[Saved entries]
------------------------------------------------------------------------
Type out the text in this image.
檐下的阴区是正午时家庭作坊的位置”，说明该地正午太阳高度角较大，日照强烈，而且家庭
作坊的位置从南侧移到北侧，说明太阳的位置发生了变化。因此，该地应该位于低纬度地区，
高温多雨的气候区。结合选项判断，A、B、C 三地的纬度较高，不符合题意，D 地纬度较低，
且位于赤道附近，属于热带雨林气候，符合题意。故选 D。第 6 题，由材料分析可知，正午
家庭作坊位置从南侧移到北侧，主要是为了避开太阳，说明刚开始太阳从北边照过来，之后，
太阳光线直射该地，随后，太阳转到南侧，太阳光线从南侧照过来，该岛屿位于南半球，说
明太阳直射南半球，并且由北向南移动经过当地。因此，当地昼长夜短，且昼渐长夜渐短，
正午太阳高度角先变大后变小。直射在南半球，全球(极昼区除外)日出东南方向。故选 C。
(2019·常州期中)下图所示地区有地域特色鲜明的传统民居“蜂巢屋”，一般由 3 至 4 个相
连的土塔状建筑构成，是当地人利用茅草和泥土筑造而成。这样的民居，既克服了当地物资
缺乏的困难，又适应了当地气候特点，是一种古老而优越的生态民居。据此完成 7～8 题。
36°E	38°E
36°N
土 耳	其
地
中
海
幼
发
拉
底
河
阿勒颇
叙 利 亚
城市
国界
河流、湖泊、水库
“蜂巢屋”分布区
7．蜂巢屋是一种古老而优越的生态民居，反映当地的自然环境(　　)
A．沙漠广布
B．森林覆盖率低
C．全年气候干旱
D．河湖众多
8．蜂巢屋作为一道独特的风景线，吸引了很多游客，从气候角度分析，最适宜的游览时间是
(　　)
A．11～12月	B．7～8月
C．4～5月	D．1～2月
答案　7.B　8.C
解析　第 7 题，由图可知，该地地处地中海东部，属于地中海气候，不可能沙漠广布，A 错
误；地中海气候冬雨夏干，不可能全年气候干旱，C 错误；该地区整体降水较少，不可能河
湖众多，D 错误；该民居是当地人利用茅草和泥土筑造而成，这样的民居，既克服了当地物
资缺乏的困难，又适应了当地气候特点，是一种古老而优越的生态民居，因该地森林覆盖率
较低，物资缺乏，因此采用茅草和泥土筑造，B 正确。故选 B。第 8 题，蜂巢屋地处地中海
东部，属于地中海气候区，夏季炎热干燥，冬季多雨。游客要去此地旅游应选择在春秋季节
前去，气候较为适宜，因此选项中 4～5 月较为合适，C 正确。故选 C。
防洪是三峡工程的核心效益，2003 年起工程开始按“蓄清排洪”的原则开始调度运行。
------------------------------------------------------------------------
--- Short exercise ---
Using the records above, copy every line that has the word "又适应了当地气候特点" in it.

--- The completed task ---
缺乏的困难，又适应了当地气候特点，是一种古老而优越的生态民居。据此完成 7～8 题。
资缺乏的困难，又适应了当地气候特点，是一种古老而优越的生态民居，因该地森林覆盖率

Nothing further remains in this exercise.